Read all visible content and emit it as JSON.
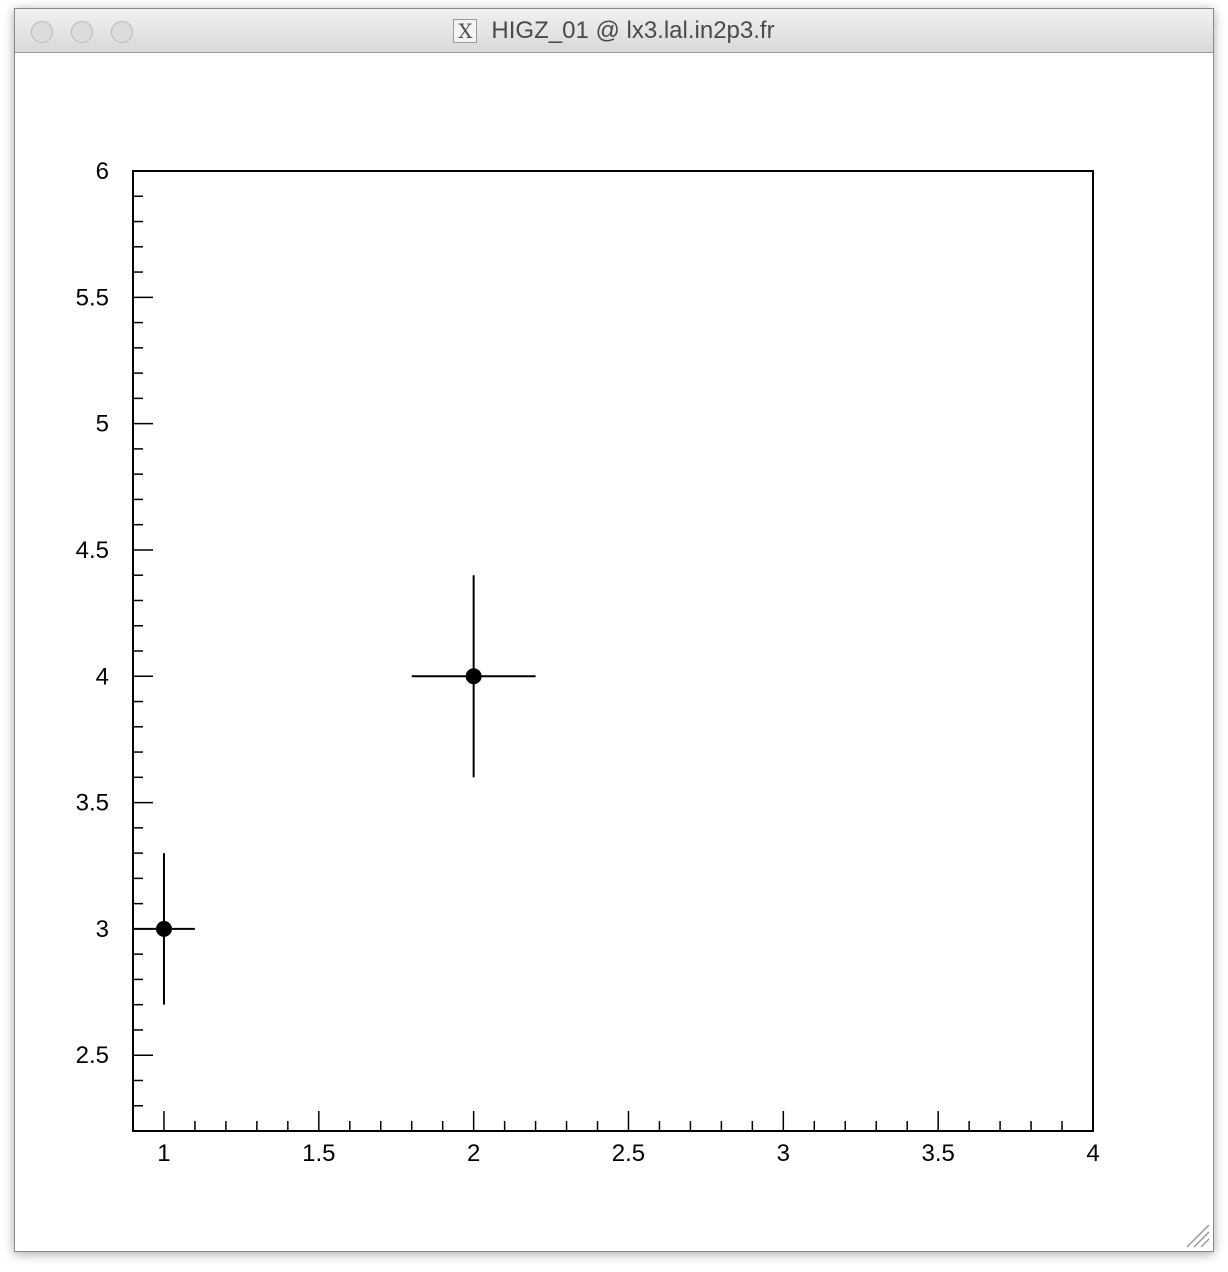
{
  "window": {
    "title": "HIGZ_01 @ lx3.lal.in2p3.fr",
    "app_icon": "x11-icon"
  },
  "chart_data": {
    "type": "scatter",
    "title": "",
    "xlabel": "",
    "ylabel": "",
    "xlim": [
      0.9,
      4.0
    ],
    "ylim": [
      2.2,
      6.0
    ],
    "x_ticks": [
      {
        "value": 1,
        "label": "1"
      },
      {
        "value": 1.5,
        "label": "1.5"
      },
      {
        "value": 2,
        "label": "2"
      },
      {
        "value": 2.5,
        "label": "2.5"
      },
      {
        "value": 3,
        "label": "3"
      },
      {
        "value": 3.5,
        "label": "3.5"
      },
      {
        "value": 4,
        "label": "4"
      }
    ],
    "y_ticks": [
      {
        "value": 2.5,
        "label": "2.5"
      },
      {
        "value": 3,
        "label": "3"
      },
      {
        "value": 3.5,
        "label": "3.5"
      },
      {
        "value": 4,
        "label": "4"
      },
      {
        "value": 4.5,
        "label": "4.5"
      },
      {
        "value": 5,
        "label": "5"
      },
      {
        "value": 5.5,
        "label": "5.5"
      },
      {
        "value": 6,
        "label": "6"
      }
    ],
    "x_minor_step": 0.1,
    "y_minor_step": 0.1,
    "grid": false,
    "points": [
      {
        "x": 1,
        "y": 3,
        "xerr_low": 0.1,
        "xerr_high": 0.1,
        "yerr_low": 0.3,
        "yerr_high": 0.3
      },
      {
        "x": 2,
        "y": 4,
        "xerr_low": 0.2,
        "xerr_high": 0.2,
        "yerr_low": 0.4,
        "yerr_high": 0.4
      }
    ],
    "marker_color": "#000000"
  }
}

=-=-=

Leave out the pictures and print each record exactly as it stands.

* [The completed task]
Read all visible content and emit it as JSON.
{
  "window": {
    "title": "HIGZ_01 @ lx3.lal.in2p3.fr",
    "app_icon": "x11-icon"
  },
  "chart_data": {
    "type": "scatter",
    "title": "",
    "xlabel": "",
    "ylabel": "",
    "xlim": [
      0.9,
      4.0
    ],
    "ylim": [
      2.2,
      6.0
    ],
    "x_ticks": [
      {
        "value": 1,
        "label": "1"
      },
      {
        "value": 1.5,
        "label": "1.5"
      },
      {
        "value": 2,
        "label": "2"
      },
      {
        "value": 2.5,
        "label": "2.5"
      },
      {
        "value": 3,
        "label": "3"
      },
      {
        "value": 3.5,
        "label": "3.5"
      },
      {
        "value": 4,
        "label": "4"
      }
    ],
    "y_ticks": [
      {
        "value": 2.5,
        "label": "2.5"
      },
      {
        "value": 3,
        "label": "3"
      },
      {
        "value": 3.5,
        "label": "3.5"
      },
      {
        "value": 4,
        "label": "4"
      },
      {
        "value": 4.5,
        "label": "4.5"
      },
      {
        "value": 5,
        "label": "5"
      },
      {
        "value": 5.5,
        "label": "5.5"
      },
      {
        "value": 6,
        "label": "6"
      }
    ],
    "x_minor_step": 0.1,
    "y_minor_step": 0.1,
    "grid": false,
    "points": [
      {
        "x": 1,
        "y": 3,
        "xerr_low": 0.1,
        "xerr_high": 0.1,
        "yerr_low": 0.3,
        "yerr_high": 0.3
      },
      {
        "x": 2,
        "y": 4,
        "xerr_low": 0.2,
        "xerr_high": 0.2,
        "yerr_low": 0.4,
        "yerr_high": 0.4
      }
    ],
    "marker_color": "#000000"
  }
}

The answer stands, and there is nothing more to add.